What this task involves:
Every line of the material below must be repeated exactly.

◇ ◇ ◇

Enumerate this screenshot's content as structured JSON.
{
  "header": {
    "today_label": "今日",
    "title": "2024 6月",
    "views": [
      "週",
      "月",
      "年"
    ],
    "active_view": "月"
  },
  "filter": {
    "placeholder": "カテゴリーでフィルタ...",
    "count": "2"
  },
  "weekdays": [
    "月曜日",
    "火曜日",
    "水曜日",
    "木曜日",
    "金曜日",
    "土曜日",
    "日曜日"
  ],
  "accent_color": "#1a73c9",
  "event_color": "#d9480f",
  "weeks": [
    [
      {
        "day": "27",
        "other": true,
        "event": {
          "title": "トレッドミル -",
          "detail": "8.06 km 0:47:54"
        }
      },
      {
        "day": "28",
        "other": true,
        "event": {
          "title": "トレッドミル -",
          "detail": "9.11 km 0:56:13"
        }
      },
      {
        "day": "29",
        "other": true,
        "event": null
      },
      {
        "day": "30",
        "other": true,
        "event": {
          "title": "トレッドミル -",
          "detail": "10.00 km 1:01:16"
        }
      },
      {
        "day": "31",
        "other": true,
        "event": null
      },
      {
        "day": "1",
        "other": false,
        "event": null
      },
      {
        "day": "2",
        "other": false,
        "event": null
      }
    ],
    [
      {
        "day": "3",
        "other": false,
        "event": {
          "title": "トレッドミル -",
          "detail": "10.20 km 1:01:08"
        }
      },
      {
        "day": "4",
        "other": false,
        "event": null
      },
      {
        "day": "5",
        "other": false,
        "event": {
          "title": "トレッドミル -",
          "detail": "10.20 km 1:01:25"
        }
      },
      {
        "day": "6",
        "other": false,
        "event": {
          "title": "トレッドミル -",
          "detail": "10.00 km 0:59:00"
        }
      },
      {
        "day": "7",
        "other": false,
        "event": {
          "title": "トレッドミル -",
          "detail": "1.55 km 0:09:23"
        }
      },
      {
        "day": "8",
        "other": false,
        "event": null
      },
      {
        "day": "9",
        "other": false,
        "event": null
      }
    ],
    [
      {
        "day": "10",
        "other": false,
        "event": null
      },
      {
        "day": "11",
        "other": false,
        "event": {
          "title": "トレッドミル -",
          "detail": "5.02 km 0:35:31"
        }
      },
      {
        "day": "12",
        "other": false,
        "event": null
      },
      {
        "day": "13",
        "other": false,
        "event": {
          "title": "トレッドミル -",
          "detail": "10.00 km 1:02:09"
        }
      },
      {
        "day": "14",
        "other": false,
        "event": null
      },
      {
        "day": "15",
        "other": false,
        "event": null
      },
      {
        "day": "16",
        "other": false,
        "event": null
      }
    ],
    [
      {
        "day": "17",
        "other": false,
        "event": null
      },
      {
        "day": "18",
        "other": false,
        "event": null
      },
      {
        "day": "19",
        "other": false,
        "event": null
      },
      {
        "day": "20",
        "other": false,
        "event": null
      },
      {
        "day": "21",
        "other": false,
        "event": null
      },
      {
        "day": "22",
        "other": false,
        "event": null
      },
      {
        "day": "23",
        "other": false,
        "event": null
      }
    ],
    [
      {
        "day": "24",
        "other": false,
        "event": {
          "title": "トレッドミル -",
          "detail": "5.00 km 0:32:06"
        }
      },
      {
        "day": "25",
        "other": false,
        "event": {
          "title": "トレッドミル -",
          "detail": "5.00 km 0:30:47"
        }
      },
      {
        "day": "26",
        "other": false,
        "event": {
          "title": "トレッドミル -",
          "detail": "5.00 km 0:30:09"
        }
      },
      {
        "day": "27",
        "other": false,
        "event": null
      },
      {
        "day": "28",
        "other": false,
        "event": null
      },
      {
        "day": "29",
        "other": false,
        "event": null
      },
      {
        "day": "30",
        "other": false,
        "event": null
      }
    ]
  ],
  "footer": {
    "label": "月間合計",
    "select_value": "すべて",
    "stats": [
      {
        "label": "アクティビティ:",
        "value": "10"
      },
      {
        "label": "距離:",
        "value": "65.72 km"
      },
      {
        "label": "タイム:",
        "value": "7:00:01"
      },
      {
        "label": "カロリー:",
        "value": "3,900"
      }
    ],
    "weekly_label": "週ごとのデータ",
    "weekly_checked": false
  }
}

◇ ◇ ◇

Correct result:
Enumerate this screenshot's content as structured JSON.
{
  "header": {
    "today_label": "今日",
    "title": "2024 6月",
    "views": [
      "週",
      "月",
      "年"
    ],
    "active_view": "月"
  },
  "filter": {
    "placeholder": "カテゴリーでフィルタ...",
    "count": "2"
  },
  "weekdays": [
    "月曜日",
    "火曜日",
    "水曜日",
    "木曜日",
    "金曜日",
    "土曜日",
    "日曜日"
  ],
  "accent_color": "#1a73c9",
  "event_color": "#d9480f",
  "weeks": [
    [
      {
        "day": "27",
        "other": true,
        "event": {
          "title": "トレッドミル -",
          "detail": "8.06 km 0:47:54"
        }
      },
      {
        "day": "28",
        "other": true,
        "event": {
          "title": "トレッドミル -",
          "detail": "9.11 km 0:56:13"
        }
      },
      {
        "day": "29",
        "other": true,
        "event": null
      },
      {
        "day": "30",
        "other": true,
        "event": {
          "title": "トレッドミル -",
          "detail": "10.00 km 1:01:16"
        }
      },
      {
        "day": "31",
        "other": true,
        "event": null
      },
      {
        "day": "1",
        "other": false,
        "event": null
      },
      {
        "day": "2",
        "other": false,
        "event": null
      }
    ],
    [
      {
        "day": "3",
        "other": false,
        "event": {
          "title": "トレッドミル -",
          "detail": "10.20 km 1:01:08"
        }
      },
      {
        "day": "4",
        "other": false,
        "event": null
      },
      {
        "day": "5",
        "other": false,
        "event": {
          "title": "トレッドミル -",
          "detail": "10.20 km 1:01:25"
        }
      },
      {
        "day": "6",
        "other": false,
        "event": {
          "title": "トレッドミル -",
          "detail": "10.00 km 0:59:00"
        }
      },
      {
        "day": "7",
        "other": false,
        "event": {
          "title": "トレッドミル -",
          "detail": "1.55 km 0:09:23"
        }
      },
      {
        "day": "8",
        "other": false,
        "event": null
      },
      {
        "day": "9",
        "other": false,
        "event": null
      }
    ],
    [
      {
        "day": "10",
        "other": false,
        "event": null
      },
      {
        "day": "11",
        "other": false,
        "event": {
          "title": "トレッドミル -",
          "detail": "5.02 km 0:35:31"
        }
      },
      {
        "day": "12",
        "other": false,
        "event": null
      },
      {
        "day": "13",
        "other": false,
        "event": {
          "title": "トレッドミル -",
          "detail": "10.00 km 1:02:09"
        }
      },
      {
        "day": "14",
        "other": false,
        "event": null
      },
      {
        "day": "15",
        "other": false,
        "event": null
      },
      {
        "day": "16",
        "other": false,
        "event": null
      }
    ],
    [
      {
        "day": "17",
        "other": false,
        "event": null
      },
      {
        "day": "18",
        "other": false,
        "event": null
      },
      {
        "day": "19",
        "other": false,
        "event": null
      },
      {
        "day": "20",
        "other": false,
        "event": null
      },
      {
        "day": "21",
        "other": false,
        "event": null
      },
      {
        "day": "22",
        "other": false,
        "event": null
      },
      {
        "day": "23",
        "other": false,
        "event": null
      }
    ],
    [
      {
        "day": "24",
        "other": false,
        "event": {
          "title": "トレッドミル -",
          "detail": "5.00 km 0:32:06"
        }
      },
      {
        "day": "25",
        "other": false,
        "event": {
          "title": "トレッドミル -",
          "detail": "5.00 km 0:30:47"
        }
      },
      {
        "day": "26",
        "other": false,
        "event": {
          "title": "トレッドミル -",
          "detail": "5.00 km 0:30:09"
        }
      },
      {
        "day": "27",
        "other": false,
        "event": null
      },
      {
        "day": "28",
        "other": false,
        "event": null
      },
      {
        "day": "29",
        "other": false,
        "event": null
      },
      {
        "day": "30",
        "other": false,
        "event": null
      }
    ]
  ],
  "footer": {
    "label": "月間合計",
    "select_value": "すべて",
    "stats": [
      {
        "label": "アクティビティ:",
        "value": "10"
      },
      {
        "label": "距離:",
        "value": "65.72 km"
      },
      {
        "label": "タイム:",
        "value": "7:00:01"
      },
      {
        "label": "カロリー:",
        "value": "3,900"
      }
    ],
    "weekly_label": "週ごとのデータ",
    "weekly_checked": false
  }
}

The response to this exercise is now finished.